**WHAT YOU WILL DO**
Swap "data-point" for "point" throughout every row below, and write the lines out again with nothing else altered.

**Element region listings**
+ + + + +

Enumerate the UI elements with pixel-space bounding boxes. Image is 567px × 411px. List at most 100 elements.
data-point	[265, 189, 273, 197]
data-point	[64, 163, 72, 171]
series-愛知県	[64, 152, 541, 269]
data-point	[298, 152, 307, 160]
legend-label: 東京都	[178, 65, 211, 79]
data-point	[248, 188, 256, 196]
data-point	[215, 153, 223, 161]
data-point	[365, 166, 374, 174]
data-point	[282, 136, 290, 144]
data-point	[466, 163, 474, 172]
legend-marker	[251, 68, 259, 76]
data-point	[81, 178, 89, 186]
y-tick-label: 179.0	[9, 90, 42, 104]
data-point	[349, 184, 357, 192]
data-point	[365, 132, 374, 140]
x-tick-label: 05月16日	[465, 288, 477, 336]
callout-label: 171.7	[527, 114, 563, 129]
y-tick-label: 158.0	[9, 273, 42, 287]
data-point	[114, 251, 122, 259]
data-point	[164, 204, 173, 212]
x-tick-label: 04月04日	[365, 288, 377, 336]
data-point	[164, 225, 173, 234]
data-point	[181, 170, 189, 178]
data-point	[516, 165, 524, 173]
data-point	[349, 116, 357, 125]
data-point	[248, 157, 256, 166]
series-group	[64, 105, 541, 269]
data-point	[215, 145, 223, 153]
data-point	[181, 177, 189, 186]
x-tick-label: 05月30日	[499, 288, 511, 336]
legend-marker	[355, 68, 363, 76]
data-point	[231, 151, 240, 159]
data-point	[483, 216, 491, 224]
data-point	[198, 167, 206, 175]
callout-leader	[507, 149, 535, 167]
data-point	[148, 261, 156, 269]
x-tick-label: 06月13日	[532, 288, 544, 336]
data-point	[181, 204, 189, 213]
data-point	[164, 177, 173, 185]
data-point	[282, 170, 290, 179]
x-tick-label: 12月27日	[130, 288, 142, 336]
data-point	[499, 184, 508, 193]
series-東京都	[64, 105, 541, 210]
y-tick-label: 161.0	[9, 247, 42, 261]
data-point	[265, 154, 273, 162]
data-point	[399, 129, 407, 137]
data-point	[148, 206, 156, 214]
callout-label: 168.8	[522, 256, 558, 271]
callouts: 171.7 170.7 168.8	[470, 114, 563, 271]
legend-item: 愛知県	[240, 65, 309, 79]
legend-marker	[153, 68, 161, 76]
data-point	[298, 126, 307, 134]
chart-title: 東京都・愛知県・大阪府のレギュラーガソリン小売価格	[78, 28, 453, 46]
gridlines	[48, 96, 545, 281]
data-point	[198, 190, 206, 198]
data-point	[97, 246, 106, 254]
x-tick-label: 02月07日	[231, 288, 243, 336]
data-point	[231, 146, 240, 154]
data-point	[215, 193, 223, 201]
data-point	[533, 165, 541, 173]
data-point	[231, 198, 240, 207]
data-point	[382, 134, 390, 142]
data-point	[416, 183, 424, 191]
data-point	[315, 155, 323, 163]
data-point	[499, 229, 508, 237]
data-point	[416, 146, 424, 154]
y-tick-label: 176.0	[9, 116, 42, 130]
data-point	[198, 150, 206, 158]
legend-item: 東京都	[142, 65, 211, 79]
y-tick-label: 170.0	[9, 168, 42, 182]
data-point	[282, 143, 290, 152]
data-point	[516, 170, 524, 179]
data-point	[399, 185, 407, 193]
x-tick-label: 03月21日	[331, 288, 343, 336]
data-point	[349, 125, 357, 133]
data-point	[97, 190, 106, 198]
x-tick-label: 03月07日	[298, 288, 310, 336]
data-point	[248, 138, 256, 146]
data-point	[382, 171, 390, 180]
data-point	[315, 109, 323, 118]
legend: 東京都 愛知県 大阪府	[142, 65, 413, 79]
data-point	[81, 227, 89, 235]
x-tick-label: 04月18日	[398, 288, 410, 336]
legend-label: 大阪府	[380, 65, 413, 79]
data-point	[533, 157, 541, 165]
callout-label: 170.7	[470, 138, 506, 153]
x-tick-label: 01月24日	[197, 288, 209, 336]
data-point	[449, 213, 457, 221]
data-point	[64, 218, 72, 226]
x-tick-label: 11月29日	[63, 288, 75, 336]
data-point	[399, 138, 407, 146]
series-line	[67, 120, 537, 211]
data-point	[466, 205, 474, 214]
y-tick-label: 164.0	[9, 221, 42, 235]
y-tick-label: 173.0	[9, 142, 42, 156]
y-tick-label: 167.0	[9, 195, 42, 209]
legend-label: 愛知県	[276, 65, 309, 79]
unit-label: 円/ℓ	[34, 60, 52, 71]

+ + + + +

**THE RESPONSE**
Enumerate the UI elements with pixel-space bounding boxes. Image is 567px × 411px. List at most 100 elements.
point	[265, 189, 273, 197]
point	[64, 163, 72, 171]
series-愛知県	[64, 152, 541, 269]
point	[298, 152, 307, 160]
legend-label: 東京都	[178, 65, 211, 79]
point	[248, 188, 256, 196]
point	[215, 153, 223, 161]
point	[365, 166, 374, 174]
point	[282, 136, 290, 144]
point	[466, 163, 474, 172]
legend-marker	[251, 68, 259, 76]
point	[81, 178, 89, 186]
y-tick-label: 179.0	[9, 90, 42, 104]
point	[349, 184, 357, 192]
point	[365, 132, 374, 140]
x-tick-label: 05月16日	[465, 288, 477, 336]
callout-label: 171.7	[527, 114, 563, 129]
y-tick-label: 158.0	[9, 273, 42, 287]
point	[114, 251, 122, 259]
point	[164, 204, 173, 212]
x-tick-label: 04月04日	[365, 288, 377, 336]
point	[164, 225, 173, 234]
point	[181, 170, 189, 178]
point	[516, 165, 524, 173]
point	[349, 116, 357, 125]
point	[248, 157, 256, 166]
series-group	[64, 105, 541, 269]
point	[215, 145, 223, 153]
point	[181, 177, 189, 186]
x-tick-label: 05月30日	[499, 288, 511, 336]
legend-marker	[355, 68, 363, 76]
point	[231, 151, 240, 159]
point	[483, 216, 491, 224]
point	[198, 167, 206, 175]
callout-leader	[507, 149, 535, 167]
point	[148, 261, 156, 269]
x-tick-label: 06月13日	[532, 288, 544, 336]
point	[181, 204, 189, 213]
point	[164, 177, 173, 185]
point	[282, 170, 290, 179]
x-tick-label: 12月27日	[130, 288, 142, 336]
point	[499, 184, 508, 193]
series-東京都	[64, 105, 541, 210]
y-tick-label: 161.0	[9, 247, 42, 261]
point	[265, 154, 273, 162]
point	[399, 129, 407, 137]
point	[148, 206, 156, 214]
callout-label: 168.8	[522, 256, 558, 271]
callouts: 171.7 170.7 168.8	[470, 114, 563, 271]
legend-item: 愛知県	[240, 65, 309, 79]
legend-marker	[153, 68, 161, 76]
point	[298, 126, 307, 134]
chart-title: 東京都・愛知県・大阪府のレギュラーガソリン小売価格	[78, 28, 453, 46]
gridlines	[48, 96, 545, 281]
point	[198, 190, 206, 198]
point	[97, 246, 106, 254]
x-tick-label: 02月07日	[231, 288, 243, 336]
point	[231, 146, 240, 154]
point	[215, 193, 223, 201]
point	[533, 165, 541, 173]
point	[231, 198, 240, 207]
point	[382, 134, 390, 142]
point	[416, 183, 424, 191]
point	[315, 155, 323, 163]
point	[499, 229, 508, 237]
point	[416, 146, 424, 154]
y-tick-label: 176.0	[9, 116, 42, 130]
point	[198, 150, 206, 158]
legend-item: 東京都	[142, 65, 211, 79]
y-tick-label: 170.0	[9, 168, 42, 182]
point	[282, 143, 290, 152]
point	[516, 170, 524, 179]
point	[399, 185, 407, 193]
x-tick-label: 03月21日	[331, 288, 343, 336]
point	[349, 125, 357, 133]
point	[97, 190, 106, 198]
x-tick-label: 03月07日	[298, 288, 310, 336]
point	[248, 138, 256, 146]
point	[382, 171, 390, 180]
point	[315, 109, 323, 118]
legend: 東京都 愛知県 大阪府	[142, 65, 413, 79]
point	[81, 227, 89, 235]
x-tick-label: 04月18日	[398, 288, 410, 336]
legend-label: 大阪府	[380, 65, 413, 79]
point	[533, 157, 541, 165]
callout-label: 170.7	[470, 138, 506, 153]
x-tick-label: 01月24日	[197, 288, 209, 336]
point	[449, 213, 457, 221]
point	[64, 218, 72, 226]
x-tick-label: 11月29日	[63, 288, 75, 336]
point	[399, 138, 407, 146]
series-line	[67, 120, 537, 211]
point	[466, 205, 474, 214]
y-tick-label: 164.0	[9, 221, 42, 235]
y-tick-label: 173.0	[9, 142, 42, 156]
y-tick-label: 167.0	[9, 195, 42, 209]
legend-label: 愛知県	[276, 65, 309, 79]
unit-label: 円/ℓ	[34, 60, 52, 71]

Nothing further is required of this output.